● EXERCISE BRIEF
Find how many lines in the data below mention "name". Give the number only.
==== EXTRACTED RECORDS ====
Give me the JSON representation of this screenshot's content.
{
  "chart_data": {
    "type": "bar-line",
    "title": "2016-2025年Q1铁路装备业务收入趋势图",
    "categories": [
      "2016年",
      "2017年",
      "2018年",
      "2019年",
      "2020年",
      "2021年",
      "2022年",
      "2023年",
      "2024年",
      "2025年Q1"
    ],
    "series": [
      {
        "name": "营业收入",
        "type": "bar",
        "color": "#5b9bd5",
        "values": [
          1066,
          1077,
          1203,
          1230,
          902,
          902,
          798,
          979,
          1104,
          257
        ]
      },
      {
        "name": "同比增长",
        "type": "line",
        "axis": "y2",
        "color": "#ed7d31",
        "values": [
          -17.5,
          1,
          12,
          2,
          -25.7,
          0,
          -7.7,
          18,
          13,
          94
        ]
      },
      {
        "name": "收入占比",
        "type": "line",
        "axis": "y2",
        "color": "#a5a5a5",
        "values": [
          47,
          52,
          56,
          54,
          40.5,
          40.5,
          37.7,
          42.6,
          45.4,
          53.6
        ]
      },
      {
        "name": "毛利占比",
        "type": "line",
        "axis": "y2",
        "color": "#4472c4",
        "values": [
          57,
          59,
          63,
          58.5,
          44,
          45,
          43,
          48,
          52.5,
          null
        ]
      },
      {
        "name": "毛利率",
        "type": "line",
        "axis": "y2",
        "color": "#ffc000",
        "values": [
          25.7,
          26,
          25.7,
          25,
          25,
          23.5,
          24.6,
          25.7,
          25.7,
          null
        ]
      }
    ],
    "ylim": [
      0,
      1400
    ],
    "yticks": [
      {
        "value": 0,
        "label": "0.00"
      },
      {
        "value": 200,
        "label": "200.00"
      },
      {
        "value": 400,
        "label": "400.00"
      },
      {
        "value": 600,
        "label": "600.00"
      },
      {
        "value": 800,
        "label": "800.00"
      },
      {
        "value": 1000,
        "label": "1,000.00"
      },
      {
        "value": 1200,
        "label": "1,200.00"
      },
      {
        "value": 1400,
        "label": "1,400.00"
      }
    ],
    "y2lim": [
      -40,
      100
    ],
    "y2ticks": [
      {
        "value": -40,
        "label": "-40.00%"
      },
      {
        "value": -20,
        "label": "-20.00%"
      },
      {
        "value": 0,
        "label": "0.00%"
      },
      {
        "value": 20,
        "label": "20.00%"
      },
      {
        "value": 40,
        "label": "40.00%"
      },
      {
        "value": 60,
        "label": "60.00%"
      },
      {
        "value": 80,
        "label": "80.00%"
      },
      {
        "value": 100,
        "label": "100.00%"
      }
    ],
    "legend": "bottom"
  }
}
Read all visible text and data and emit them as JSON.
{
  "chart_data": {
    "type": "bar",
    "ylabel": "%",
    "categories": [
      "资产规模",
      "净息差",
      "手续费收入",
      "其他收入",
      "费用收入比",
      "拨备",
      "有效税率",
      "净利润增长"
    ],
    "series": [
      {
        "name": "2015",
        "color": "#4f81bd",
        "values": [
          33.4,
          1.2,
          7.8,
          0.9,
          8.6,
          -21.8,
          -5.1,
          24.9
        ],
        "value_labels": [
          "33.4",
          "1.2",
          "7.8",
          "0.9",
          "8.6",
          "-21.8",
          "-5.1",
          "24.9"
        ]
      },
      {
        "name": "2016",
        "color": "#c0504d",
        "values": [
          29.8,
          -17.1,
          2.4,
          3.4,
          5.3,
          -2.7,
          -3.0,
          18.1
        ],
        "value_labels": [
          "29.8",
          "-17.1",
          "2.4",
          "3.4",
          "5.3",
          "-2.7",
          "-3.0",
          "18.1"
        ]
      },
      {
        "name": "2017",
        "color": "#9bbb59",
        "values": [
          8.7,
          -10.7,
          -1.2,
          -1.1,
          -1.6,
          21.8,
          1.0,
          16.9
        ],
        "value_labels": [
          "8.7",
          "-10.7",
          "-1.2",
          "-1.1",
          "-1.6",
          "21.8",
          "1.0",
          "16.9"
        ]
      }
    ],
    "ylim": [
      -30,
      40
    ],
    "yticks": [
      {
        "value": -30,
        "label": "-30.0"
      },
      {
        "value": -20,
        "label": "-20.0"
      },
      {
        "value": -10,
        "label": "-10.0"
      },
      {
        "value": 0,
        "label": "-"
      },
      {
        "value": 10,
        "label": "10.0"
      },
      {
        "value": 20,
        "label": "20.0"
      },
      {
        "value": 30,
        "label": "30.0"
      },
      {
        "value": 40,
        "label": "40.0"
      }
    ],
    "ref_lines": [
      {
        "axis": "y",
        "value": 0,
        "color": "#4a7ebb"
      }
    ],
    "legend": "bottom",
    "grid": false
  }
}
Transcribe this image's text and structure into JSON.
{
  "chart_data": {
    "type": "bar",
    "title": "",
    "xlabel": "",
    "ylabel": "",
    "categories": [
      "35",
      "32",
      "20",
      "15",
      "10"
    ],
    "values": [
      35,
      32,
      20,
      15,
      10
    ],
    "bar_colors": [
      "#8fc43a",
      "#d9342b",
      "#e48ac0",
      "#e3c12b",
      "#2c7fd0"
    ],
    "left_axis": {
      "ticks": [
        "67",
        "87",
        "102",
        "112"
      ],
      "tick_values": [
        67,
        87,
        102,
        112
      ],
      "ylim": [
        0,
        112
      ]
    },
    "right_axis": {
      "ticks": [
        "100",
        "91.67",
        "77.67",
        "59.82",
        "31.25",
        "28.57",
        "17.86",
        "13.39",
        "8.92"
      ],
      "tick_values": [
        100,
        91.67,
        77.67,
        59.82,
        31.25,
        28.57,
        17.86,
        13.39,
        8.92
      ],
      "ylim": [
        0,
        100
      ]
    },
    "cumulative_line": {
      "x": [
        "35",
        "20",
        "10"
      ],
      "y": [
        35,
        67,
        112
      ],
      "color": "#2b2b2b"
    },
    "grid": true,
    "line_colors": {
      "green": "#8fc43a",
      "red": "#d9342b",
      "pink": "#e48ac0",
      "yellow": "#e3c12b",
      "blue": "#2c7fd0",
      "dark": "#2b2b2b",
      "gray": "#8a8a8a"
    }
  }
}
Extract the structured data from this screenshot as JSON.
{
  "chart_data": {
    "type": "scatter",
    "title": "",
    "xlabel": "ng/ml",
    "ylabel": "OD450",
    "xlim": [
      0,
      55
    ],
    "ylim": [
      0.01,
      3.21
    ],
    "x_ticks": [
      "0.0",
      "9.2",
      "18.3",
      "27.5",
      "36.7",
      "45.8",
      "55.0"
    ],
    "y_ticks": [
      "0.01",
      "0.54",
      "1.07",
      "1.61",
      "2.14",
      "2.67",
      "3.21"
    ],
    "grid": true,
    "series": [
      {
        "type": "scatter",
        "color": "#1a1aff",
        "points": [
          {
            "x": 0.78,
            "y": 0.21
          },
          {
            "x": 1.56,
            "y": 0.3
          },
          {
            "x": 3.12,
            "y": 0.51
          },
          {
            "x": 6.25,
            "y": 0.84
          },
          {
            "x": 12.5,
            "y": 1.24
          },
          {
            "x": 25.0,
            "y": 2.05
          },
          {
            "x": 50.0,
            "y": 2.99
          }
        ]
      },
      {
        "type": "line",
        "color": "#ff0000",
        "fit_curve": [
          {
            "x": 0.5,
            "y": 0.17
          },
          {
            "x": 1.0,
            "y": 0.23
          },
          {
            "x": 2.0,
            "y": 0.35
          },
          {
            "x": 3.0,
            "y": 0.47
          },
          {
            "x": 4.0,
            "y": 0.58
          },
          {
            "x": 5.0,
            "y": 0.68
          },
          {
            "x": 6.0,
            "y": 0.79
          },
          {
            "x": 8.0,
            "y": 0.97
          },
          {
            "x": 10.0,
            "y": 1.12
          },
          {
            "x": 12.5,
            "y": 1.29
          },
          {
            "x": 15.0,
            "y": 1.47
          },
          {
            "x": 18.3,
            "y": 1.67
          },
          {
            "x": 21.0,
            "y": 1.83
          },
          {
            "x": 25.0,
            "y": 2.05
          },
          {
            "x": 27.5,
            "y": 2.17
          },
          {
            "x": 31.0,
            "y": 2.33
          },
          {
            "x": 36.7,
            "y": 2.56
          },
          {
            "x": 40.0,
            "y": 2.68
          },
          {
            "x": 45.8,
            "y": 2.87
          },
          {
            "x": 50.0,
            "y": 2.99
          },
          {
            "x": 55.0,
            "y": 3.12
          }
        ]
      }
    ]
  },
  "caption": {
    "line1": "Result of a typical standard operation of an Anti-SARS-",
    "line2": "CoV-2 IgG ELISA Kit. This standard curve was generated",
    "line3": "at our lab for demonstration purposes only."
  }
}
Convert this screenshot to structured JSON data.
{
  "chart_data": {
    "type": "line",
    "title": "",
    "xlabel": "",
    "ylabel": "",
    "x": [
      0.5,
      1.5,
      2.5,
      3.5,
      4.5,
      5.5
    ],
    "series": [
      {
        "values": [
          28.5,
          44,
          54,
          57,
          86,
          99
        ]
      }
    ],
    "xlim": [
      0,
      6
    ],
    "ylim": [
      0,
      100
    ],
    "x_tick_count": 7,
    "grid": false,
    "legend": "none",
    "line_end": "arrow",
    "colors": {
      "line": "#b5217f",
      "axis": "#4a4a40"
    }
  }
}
====
● TASK OUTPUT
8